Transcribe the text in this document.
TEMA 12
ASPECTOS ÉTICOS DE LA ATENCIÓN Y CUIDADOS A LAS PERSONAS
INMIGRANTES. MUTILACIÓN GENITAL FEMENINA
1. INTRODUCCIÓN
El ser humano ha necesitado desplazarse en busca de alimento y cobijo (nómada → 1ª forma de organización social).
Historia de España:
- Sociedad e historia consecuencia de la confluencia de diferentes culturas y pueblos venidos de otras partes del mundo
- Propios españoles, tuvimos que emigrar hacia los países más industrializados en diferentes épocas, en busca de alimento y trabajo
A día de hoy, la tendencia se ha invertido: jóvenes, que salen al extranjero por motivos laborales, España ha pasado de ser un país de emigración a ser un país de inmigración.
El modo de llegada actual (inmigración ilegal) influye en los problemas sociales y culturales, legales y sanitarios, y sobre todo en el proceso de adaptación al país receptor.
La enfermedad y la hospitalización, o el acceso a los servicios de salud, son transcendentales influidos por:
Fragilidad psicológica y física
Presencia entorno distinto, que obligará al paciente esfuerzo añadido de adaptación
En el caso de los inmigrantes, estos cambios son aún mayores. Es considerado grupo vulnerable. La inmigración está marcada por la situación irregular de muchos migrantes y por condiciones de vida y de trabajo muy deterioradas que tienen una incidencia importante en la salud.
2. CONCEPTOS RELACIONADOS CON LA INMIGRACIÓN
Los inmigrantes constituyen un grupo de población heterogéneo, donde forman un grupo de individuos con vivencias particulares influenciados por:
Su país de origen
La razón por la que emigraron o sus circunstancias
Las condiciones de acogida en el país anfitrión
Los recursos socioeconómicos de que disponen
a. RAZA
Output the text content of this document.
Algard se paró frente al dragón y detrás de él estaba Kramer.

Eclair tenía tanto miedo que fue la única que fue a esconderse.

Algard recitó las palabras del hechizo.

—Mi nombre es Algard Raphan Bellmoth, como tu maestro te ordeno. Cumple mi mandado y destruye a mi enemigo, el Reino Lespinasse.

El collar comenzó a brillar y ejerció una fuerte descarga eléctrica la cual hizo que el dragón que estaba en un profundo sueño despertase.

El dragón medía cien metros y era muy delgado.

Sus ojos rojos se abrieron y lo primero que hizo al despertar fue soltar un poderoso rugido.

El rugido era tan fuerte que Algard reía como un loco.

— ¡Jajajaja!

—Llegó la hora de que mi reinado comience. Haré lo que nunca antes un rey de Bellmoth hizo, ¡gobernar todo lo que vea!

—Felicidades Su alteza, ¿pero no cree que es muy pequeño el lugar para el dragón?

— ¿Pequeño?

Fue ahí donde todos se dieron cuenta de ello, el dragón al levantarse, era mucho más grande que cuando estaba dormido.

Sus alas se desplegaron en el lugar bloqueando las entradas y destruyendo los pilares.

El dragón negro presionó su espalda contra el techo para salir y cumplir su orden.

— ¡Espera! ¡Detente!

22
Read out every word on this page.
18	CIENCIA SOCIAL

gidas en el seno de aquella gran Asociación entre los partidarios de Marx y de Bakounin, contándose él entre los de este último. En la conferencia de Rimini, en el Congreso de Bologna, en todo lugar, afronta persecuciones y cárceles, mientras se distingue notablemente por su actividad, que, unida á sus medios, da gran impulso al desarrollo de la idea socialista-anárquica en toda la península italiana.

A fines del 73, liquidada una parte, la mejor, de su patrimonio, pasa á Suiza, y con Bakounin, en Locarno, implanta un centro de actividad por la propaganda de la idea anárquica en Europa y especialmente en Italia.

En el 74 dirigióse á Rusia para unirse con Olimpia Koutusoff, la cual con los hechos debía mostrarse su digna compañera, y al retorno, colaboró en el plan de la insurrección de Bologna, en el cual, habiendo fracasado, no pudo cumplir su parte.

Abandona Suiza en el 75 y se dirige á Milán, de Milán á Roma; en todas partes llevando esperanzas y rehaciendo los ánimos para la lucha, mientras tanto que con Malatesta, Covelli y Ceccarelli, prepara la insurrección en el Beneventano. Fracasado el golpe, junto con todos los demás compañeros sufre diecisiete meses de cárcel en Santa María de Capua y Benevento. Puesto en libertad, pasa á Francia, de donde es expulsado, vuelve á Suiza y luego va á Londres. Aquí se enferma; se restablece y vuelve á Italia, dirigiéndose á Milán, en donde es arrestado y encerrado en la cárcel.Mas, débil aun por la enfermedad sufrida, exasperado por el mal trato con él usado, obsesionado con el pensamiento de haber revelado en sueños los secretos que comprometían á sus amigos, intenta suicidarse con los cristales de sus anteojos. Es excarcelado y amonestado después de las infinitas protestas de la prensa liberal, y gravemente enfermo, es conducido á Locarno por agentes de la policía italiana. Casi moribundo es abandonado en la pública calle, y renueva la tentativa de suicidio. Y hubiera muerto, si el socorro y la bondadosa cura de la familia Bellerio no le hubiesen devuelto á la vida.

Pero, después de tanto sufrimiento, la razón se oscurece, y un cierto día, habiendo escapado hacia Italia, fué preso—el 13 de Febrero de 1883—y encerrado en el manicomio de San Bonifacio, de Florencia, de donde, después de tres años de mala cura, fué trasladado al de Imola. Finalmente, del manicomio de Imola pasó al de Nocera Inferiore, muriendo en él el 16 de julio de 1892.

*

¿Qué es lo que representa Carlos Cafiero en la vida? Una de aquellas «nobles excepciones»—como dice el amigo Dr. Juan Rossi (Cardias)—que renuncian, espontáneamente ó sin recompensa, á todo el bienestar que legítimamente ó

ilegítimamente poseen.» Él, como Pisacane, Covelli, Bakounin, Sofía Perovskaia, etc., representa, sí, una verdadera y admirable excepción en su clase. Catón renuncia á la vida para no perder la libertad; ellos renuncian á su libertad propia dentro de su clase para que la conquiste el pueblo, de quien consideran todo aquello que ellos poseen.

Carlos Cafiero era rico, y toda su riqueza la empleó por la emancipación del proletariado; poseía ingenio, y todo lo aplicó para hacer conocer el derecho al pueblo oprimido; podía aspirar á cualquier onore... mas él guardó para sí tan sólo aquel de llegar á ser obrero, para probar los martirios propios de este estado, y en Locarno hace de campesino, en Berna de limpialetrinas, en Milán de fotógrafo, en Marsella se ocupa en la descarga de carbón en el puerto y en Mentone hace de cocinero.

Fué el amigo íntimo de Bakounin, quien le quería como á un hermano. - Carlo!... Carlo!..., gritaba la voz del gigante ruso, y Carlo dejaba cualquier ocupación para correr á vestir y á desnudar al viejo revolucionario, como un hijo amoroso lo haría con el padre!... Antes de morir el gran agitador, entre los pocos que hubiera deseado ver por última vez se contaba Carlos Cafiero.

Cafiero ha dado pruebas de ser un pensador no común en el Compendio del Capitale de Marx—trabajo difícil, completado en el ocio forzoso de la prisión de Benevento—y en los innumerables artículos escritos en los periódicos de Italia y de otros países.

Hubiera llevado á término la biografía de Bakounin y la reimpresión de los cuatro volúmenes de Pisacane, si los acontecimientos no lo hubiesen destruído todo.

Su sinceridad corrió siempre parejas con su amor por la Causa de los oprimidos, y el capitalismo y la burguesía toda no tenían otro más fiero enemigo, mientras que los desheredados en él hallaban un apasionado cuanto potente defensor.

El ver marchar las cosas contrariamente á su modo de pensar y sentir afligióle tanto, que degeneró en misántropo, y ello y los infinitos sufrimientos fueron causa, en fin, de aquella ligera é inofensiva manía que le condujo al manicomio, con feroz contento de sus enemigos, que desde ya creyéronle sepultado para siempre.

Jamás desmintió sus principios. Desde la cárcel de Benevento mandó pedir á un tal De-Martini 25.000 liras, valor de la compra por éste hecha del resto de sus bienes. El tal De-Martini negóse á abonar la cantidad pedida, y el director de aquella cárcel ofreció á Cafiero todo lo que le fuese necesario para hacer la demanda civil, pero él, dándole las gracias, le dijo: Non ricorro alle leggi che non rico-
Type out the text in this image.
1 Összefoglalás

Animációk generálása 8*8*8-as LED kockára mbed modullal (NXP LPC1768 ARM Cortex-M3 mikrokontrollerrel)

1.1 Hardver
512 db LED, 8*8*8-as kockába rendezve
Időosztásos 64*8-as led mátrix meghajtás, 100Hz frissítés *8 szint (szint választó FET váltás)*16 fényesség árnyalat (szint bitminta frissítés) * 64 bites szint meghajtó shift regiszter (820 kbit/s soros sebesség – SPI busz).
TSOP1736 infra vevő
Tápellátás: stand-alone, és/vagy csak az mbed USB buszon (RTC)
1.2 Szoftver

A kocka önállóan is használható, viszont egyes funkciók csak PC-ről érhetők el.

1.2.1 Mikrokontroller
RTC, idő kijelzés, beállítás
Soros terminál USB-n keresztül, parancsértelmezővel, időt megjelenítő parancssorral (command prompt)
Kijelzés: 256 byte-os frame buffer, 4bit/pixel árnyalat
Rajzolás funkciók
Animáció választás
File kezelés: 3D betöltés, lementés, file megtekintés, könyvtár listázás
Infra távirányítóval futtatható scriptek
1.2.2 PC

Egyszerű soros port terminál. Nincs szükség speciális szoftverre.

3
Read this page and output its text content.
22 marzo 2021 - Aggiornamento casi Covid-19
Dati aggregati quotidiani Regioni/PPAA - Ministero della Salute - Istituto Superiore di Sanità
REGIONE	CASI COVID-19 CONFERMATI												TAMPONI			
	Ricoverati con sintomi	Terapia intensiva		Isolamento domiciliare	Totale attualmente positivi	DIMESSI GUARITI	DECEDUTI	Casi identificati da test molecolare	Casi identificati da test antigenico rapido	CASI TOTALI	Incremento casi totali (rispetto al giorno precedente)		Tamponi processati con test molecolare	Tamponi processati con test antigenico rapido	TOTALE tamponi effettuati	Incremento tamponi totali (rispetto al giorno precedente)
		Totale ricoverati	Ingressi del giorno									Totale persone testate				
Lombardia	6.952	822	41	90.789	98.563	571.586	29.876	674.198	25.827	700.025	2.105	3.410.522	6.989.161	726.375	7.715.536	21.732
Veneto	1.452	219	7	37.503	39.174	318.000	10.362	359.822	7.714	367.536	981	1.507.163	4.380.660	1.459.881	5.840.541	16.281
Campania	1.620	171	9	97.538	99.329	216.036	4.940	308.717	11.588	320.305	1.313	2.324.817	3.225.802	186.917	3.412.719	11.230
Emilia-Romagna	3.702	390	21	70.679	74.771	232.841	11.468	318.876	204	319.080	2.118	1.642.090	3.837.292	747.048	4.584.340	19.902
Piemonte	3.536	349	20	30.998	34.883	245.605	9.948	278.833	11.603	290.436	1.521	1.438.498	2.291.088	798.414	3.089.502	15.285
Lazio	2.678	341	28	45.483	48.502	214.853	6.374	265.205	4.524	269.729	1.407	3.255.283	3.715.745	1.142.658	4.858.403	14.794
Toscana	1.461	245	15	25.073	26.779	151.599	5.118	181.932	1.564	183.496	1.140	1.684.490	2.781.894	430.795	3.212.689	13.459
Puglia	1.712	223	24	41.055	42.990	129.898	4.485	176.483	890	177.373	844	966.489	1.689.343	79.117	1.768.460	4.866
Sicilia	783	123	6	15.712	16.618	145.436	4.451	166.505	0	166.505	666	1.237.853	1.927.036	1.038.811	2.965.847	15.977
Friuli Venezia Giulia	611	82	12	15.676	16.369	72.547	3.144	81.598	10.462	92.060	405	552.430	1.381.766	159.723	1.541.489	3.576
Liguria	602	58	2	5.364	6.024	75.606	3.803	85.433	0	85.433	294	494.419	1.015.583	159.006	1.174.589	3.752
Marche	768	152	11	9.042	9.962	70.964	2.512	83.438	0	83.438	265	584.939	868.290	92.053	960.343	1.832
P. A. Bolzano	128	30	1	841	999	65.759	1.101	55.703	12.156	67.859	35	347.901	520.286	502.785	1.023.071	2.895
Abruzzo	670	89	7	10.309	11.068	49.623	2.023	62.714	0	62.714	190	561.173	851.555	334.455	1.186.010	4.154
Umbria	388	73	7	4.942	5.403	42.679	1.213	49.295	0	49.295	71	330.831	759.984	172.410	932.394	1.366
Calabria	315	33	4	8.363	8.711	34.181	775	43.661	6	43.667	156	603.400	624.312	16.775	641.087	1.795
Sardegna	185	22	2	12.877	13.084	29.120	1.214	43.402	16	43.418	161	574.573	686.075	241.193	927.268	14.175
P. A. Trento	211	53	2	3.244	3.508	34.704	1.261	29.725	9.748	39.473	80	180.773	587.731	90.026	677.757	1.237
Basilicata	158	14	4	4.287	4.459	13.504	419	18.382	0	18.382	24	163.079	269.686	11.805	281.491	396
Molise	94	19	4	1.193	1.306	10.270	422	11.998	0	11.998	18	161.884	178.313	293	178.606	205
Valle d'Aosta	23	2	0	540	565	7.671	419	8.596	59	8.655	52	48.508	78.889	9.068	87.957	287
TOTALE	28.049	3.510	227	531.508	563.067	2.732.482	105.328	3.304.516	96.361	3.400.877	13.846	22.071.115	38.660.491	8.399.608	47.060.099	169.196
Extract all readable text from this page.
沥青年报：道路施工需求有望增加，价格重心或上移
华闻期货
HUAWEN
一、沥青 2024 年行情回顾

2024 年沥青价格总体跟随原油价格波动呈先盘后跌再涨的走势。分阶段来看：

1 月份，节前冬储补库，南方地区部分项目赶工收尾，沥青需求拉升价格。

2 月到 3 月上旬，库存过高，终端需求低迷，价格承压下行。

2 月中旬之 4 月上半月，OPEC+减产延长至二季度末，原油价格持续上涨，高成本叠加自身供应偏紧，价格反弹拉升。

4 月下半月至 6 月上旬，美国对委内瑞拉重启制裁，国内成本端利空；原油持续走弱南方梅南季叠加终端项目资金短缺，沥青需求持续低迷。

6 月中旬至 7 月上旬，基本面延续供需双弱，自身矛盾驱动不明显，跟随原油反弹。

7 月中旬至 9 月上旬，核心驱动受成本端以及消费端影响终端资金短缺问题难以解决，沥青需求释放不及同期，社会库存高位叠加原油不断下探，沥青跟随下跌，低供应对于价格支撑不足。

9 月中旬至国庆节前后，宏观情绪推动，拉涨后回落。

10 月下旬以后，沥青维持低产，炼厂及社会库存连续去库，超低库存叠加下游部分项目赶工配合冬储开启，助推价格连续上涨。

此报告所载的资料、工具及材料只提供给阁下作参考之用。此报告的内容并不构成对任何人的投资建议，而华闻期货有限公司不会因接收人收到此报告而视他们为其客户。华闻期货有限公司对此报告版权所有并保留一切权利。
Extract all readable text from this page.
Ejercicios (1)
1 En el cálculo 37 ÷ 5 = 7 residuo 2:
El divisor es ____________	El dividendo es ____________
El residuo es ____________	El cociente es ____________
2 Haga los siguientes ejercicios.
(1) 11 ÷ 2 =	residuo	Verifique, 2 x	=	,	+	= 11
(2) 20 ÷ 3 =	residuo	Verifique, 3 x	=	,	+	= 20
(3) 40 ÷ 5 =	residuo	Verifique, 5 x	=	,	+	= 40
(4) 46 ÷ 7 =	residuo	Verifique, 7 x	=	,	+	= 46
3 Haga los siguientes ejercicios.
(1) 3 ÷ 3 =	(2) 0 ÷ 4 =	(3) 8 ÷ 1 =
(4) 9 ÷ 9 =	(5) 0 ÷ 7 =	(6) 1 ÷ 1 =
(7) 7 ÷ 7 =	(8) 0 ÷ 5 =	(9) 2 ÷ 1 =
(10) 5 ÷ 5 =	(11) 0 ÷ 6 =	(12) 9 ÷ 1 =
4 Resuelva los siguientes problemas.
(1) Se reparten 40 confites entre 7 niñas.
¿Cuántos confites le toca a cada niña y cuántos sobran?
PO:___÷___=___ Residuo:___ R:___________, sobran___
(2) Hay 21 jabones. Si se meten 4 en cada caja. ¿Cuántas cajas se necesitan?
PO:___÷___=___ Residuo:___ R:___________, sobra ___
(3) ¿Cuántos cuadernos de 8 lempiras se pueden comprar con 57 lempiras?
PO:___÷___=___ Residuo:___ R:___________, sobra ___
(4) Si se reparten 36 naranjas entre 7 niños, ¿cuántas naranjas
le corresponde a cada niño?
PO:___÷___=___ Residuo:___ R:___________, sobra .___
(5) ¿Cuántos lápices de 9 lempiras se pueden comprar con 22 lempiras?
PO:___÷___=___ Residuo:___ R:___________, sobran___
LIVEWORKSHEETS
------------------------------
▶ [SET EXERCISE]: Go through the records. Copy each line where "adaptación" appears.

▶ [FULL OUTPUT]:
El modo de llegada actual (inmigración ilegal) influye en los problemas sociales y culturales, legales y sanitarios, y sobre todo en el proceso de adaptación al país receptor.
Presencia entorno distinto, que obligará al paciente esfuerzo añadido de adaptación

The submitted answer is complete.